#### DATA PROVIDED
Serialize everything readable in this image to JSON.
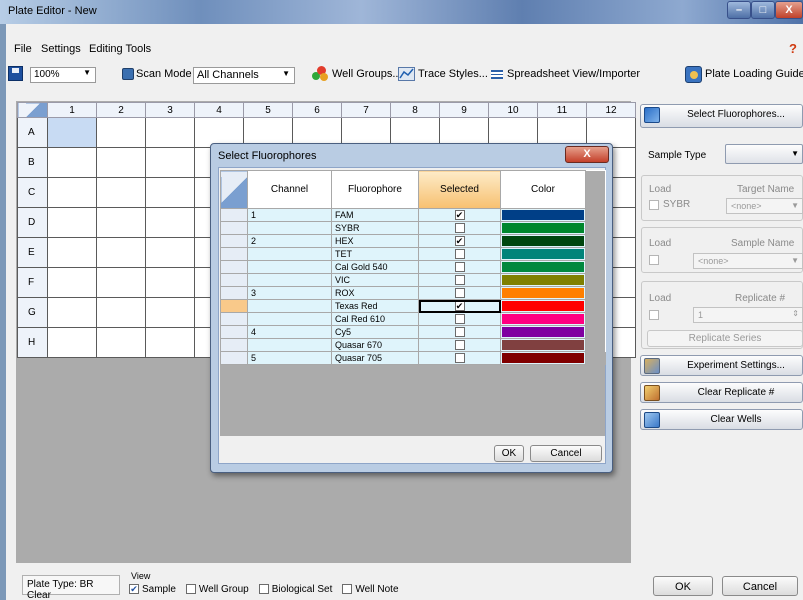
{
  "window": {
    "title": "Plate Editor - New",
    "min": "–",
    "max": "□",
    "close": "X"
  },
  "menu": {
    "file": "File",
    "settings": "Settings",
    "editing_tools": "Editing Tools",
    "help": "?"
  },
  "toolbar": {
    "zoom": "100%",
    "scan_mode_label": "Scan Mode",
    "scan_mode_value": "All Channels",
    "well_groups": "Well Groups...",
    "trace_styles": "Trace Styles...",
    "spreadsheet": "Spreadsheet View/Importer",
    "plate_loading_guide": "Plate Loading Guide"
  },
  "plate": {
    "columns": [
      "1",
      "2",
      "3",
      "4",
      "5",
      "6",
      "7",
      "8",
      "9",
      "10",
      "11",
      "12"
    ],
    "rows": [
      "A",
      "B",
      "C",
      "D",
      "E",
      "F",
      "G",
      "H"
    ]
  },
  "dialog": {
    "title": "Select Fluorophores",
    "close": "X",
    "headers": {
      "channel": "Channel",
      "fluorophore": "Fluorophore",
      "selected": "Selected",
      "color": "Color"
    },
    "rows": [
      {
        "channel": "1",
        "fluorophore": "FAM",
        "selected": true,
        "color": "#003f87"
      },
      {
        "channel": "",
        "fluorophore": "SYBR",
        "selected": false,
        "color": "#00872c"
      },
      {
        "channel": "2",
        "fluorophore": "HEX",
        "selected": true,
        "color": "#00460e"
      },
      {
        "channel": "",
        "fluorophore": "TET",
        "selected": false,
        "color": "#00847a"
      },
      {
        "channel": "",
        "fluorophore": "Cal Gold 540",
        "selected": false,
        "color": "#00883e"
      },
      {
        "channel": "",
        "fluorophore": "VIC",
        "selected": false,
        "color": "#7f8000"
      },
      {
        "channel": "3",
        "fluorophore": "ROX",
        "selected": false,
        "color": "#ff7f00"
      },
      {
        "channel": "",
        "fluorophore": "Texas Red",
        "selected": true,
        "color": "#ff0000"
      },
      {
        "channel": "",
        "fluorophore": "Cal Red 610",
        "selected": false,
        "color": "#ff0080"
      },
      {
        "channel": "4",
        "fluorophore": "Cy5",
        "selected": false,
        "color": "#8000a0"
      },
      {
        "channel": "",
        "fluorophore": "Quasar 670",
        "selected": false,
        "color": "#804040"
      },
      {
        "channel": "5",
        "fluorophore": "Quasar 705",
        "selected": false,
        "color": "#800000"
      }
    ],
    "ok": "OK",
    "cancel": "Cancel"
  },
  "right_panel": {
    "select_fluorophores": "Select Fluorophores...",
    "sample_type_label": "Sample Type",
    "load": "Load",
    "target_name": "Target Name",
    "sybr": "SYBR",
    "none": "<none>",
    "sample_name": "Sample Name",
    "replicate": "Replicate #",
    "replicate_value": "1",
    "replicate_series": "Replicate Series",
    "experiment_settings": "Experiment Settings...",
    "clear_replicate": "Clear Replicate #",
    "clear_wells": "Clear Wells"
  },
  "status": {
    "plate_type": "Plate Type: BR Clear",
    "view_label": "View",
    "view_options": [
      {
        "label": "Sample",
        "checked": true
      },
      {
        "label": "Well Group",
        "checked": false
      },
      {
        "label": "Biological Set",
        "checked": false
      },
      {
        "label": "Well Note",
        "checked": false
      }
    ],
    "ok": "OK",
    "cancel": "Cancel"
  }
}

--

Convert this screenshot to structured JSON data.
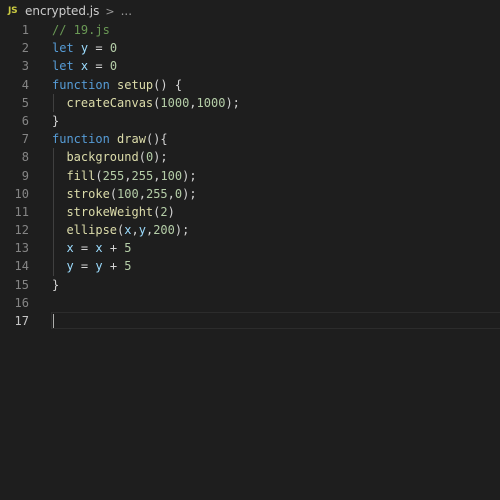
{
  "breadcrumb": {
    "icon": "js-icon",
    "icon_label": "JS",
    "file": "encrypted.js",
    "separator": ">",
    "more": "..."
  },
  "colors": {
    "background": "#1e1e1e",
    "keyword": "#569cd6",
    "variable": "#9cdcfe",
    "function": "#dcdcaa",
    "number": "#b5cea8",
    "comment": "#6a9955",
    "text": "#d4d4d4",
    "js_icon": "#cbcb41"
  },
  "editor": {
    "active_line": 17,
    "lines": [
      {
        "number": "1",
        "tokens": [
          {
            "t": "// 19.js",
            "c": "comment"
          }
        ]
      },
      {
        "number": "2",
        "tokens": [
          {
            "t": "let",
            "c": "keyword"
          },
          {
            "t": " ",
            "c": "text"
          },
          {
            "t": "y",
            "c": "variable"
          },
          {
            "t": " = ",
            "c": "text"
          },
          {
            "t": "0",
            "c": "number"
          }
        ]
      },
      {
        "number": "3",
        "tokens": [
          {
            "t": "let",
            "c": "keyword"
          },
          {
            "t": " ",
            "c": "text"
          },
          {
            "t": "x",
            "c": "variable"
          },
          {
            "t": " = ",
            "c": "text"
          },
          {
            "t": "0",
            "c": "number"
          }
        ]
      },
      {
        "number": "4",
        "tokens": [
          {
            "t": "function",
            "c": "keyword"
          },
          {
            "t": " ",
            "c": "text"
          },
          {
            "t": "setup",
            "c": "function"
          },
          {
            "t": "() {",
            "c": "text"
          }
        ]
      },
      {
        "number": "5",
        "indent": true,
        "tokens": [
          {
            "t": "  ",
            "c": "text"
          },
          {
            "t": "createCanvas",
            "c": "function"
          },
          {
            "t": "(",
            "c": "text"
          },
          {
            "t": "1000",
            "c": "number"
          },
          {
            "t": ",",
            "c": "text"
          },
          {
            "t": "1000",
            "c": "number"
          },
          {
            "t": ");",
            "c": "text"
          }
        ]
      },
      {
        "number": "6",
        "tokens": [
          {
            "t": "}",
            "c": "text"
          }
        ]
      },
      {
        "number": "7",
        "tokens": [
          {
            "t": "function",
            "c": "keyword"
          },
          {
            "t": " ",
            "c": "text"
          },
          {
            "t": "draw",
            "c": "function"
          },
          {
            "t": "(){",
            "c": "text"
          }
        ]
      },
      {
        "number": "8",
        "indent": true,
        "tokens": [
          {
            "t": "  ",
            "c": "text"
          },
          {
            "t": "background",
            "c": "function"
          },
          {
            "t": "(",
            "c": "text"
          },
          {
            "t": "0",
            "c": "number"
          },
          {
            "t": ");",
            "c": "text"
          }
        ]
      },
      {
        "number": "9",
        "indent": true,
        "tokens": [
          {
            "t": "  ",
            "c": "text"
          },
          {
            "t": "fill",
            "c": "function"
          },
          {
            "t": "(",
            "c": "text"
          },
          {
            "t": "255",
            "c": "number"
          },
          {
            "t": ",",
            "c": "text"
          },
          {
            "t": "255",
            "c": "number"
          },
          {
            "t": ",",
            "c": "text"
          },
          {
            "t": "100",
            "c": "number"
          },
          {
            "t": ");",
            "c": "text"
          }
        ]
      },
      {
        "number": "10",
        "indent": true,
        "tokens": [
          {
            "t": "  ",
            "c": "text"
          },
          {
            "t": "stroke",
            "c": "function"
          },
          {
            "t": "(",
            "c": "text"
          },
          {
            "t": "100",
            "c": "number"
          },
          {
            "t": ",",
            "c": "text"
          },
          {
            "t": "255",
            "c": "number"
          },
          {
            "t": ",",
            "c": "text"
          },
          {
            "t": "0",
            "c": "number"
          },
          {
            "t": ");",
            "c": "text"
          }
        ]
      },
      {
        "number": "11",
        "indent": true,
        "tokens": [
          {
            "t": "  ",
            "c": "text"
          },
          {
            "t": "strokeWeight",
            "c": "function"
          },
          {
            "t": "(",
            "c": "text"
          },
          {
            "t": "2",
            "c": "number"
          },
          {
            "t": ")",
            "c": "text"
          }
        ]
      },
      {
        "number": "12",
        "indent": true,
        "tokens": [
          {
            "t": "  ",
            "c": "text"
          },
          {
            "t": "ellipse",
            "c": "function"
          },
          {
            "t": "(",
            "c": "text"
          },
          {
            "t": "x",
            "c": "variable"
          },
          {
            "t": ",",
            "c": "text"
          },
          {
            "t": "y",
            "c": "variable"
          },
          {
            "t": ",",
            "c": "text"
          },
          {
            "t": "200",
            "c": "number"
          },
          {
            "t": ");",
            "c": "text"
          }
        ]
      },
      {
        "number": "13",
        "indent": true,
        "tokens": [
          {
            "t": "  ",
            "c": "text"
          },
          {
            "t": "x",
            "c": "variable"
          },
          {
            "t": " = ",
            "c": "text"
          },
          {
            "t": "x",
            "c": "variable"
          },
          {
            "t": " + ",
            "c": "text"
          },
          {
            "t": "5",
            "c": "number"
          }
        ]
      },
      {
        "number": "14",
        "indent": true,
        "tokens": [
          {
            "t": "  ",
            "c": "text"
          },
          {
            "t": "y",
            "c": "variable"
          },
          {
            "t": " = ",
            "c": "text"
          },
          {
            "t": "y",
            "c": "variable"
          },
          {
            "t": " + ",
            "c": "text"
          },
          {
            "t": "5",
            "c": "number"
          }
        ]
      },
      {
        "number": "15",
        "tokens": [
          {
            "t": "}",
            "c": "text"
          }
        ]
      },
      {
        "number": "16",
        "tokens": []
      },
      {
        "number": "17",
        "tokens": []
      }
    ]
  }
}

#### WHAT YOU HAVE TO DO
Select, from the listing, all lines that include the word "Settings".

#### ANSWER
    "settings": "Settings",
    "experiment_settings": "Experiment Settings...",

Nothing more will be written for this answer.